Text extract:

Devil's Gate Sediment Removal Project Meets with Skepticism at Wednesday Public Meeting
|July 14, 2016 - Here's the account of the first of LA County Flood Control District's community meetings to unveil their restoration program for the Big Dig excavation and trucking program for Hahamongna Waterhed Park. -|
|Eddie Rivera, Community Editor|
Left Keith Lilley, Senior Civil Engineer at the Water Resources Division of LA County Public Works. Right, citizens at Jackson Elementary School in Altadena during last night's meeting.
An ambitious LA County plan to remove up to 2. 4 million cubic yards of sediment from the Devil’s Gate Dam above Altadena drew a concerned crowd of more than 75 locals to Jackson Elementary School for a public meeting with County officials Wednesday evening.
An unofficial show-of-hands survey, in fact, showed that approximately 65 percent of the audience was against the project. When similarly questioned as to how many were in favor of the project, only three hands went up.

Record set:

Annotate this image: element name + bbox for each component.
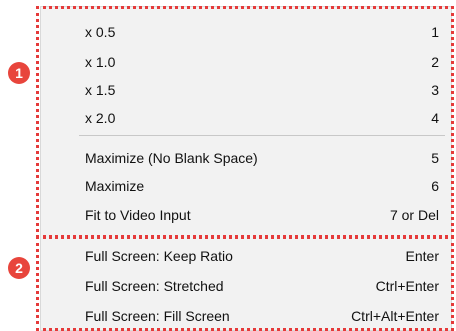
annotation-badge-2: 2 [8, 257, 30, 279]
menu-item-label: Full Screen: Keep Ratio [85, 248, 233, 264]
menu-separator [79, 135, 445, 136]
menu-item-shortcut: 1 [431, 24, 439, 40]
menu-item-label: Maximize (No Blank Space) [85, 150, 258, 166]
menu-item-label: x 2.0 [85, 110, 116, 126]
menu-item-zoom-0-5[interactable]: x 0.5 1 [41, 17, 451, 47]
menu-item-label: Full Screen: Stretched [85, 278, 224, 294]
menu-item-label: Full Screen: Fill Screen [85, 308, 230, 324]
menu-item-shortcut: 5 [431, 150, 439, 166]
menu-item-fullscreen-keep-ratio[interactable]: Full Screen: Keep Ratio Enter [41, 241, 451, 271]
menu-item-shortcut: 7 or Del [389, 207, 439, 223]
menu-item-label: Maximize [85, 178, 145, 194]
menu-item-fullscreen-stretched[interactable]: Full Screen: Stretched Ctrl+Enter [41, 271, 451, 301]
menu-item-fullscreen-fill-screen[interactable]: Full Screen: Fill Screen Ctrl+Alt+Enter [41, 301, 451, 331]
screenshot-stage: x 0.5 1 x 1.0 2 x 1.5 3 x 2.0 4 Maximize… [0, 0, 456, 331]
video-size-context-menu: x 0.5 1 x 1.0 2 x 1.5 3 x 2.0 4 Maximize… [40, 6, 452, 331]
menu-item-zoom-1-0[interactable]: x 1.0 2 [41, 47, 451, 77]
menu-item-label: x 1.0 [85, 54, 116, 70]
menu-item-shortcut: Ctrl+Alt+Enter [351, 308, 439, 324]
menu-item-shortcut: 3 [431, 82, 439, 98]
menu-item-shortcut: 2 [431, 54, 439, 70]
annotation-badge-1: 1 [8, 62, 30, 84]
menu-item-fit-to-video-input[interactable]: Fit to Video Input 7 or Del [41, 200, 451, 230]
menu-item-shortcut: Ctrl+Enter [375, 278, 439, 294]
menu-item-zoom-2-0[interactable]: x 2.0 4 [41, 103, 451, 133]
menu-item-maximize-no-blank[interactable]: Maximize (No Blank Space) 5 [41, 143, 451, 173]
menu-item-shortcut: 4 [431, 110, 439, 126]
menu-item-zoom-1-5[interactable]: x 1.5 3 [41, 75, 451, 105]
menu-item-shortcut: Enter [405, 248, 439, 264]
menu-item-label: Fit to Video Input [85, 207, 191, 223]
menu-item-label: x 0.5 [85, 24, 116, 40]
menu-item-label: x 1.5 [85, 82, 116, 98]
menu-item-shortcut: 6 [431, 178, 439, 194]
menu-item-maximize[interactable]: Maximize 6 [41, 171, 451, 201]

Parts of the exercise:
(a) In the Devil's Gate sediment article, how many hands went up when the audience was asked who favored the project?
(b) Transcribe part of the Devil's Gate sediment article word for word. Begin at the words "An ambitious LA" and stop after "hands went up.".
(c) Write the next part of the article on the Devil's Gate sediment removal meeting, picking up after its last sentence.
The records have no connection to the article on the Devil's Gate meeting.

Task-by-task outputs:
(a) Only three.

(b)
An ambitious LA County plan to remove up to 2. 4 million cubic yards of sediment from the Devil’s Gate Dam above Altadena drew a concerned crowd of more than 75 locals to Jackson Elementary School for a public meeting with County officials Wednesday evening.
An unofficial show-of-hands survey, in fact, showed that approximately 65 percent of the audience was against the project. When similarly questioned as to how many were in favor of the project, only three hands went up.

(c)
The multi-year plan would eliminate certain native habitat areas, but replace and rejuvenate them by removing non-native plants that are already clogging and affecting the natural areas around the dam, and re-growing native plant species.
According to a presentation by Keith Lilley, Senior Civil Engineer at the Water Resources Division of LA County Public Works, the plan is necessary, because the Los Angeles Basin is naturally vulnerable to flooding.
As Lilley explained, the Los Angeles County Flood Control District was created in 1915 after a disastrous LA-area flood took a heavy toll on lives and property. The mission of the District is to “reduce flood risk by providing flood control protection and to conserve water for regional supply,” he said.
Following the 2009 Station Fire, Lilley said, 1.3 million cubic yards of additional sediment entered Devil’s Gate Reservoir and now the reservoir does not have adequate capacity for a major storm event, or what he termed a “50-Year Storm” event. Should such a storm occur, LA County Public Works estimates that flooding would occur along the portions of the Arroyo Seco in Pasadena, South Pasadena, and Los Angeles, impacting approximately 650 parcels and requiring closure of the 110 Freeway from Orange Grove Avenue to the 5 Freeway.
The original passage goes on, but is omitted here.